Collected data:
= = = =

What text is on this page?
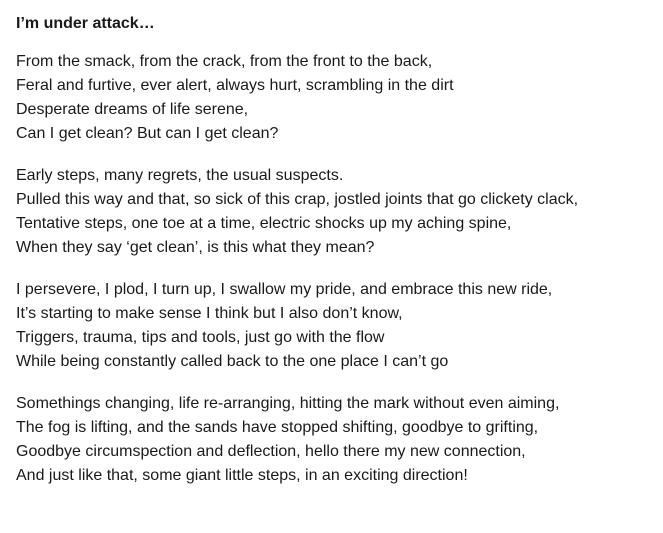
I’m under attack…
From the smack, from the crack, from the front to the back,
Feral and furtive, ever alert, always hurt, scrambling in the dirt
Desperate dreams of life serene,
Can I get clean? But can I get clean?
Early steps, many regrets, the usual suspects.
Pulled this way and that, so sick of this crap, jostled joints that go clickety clack,
Tentative steps, one toe at a time, electric shocks up my aching spine,
When they say ‘get clean’, is this what they mean?
I persevere, I plod, I turn up, I swallow my pride, and embrace this new ride,
It’s starting to make sense I think but I also don’t know,
Triggers, trauma, tips and tools, just go with the flow
While being constantly called back to the one place I can’t go
Somethings changing, life re-arranging, hitting the mark without even aiming,
The fog is lifting, and the sands have stopped shifting, goodbye to grifting,
Goodbye circumspection and deflection, hello there my new connection,
And just like that, some giant little steps, in an exciting direction!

= = = =

▸ **Brief**: Copy every entry exactly as written. Pictures are excluded.

▸ **Solution to the problem**:
What text is on this page?
I’m under attack…
From the smack, from the crack, from the front to the back,
Feral and furtive, ever alert, always hurt, scrambling in the dirt
Desperate dreams of life serene,
Can I get clean? But can I get clean?
Early steps, many regrets, the usual suspects.
Pulled this way and that, so sick of this crap, jostled joints that go clickety clack,
Tentative steps, one toe at a time, electric shocks up my aching spine,
When they say ‘get clean’, is this what they mean?
I persevere, I plod, I turn up, I swallow my pride, and embrace this new ride,
It’s starting to make sense I think but I also don’t know,
Triggers, trauma, tips and tools, just go with the flow
While being constantly called back to the one place I can’t go
Somethings changing, life re-arranging, hitting the mark without even aiming,
The fog is lifting, and the sands have stopped shifting, goodbye to grifting,
Goodbye circumspection and deflection, hello there my new connection,
And just like that, some giant little steps, in an exciting direction!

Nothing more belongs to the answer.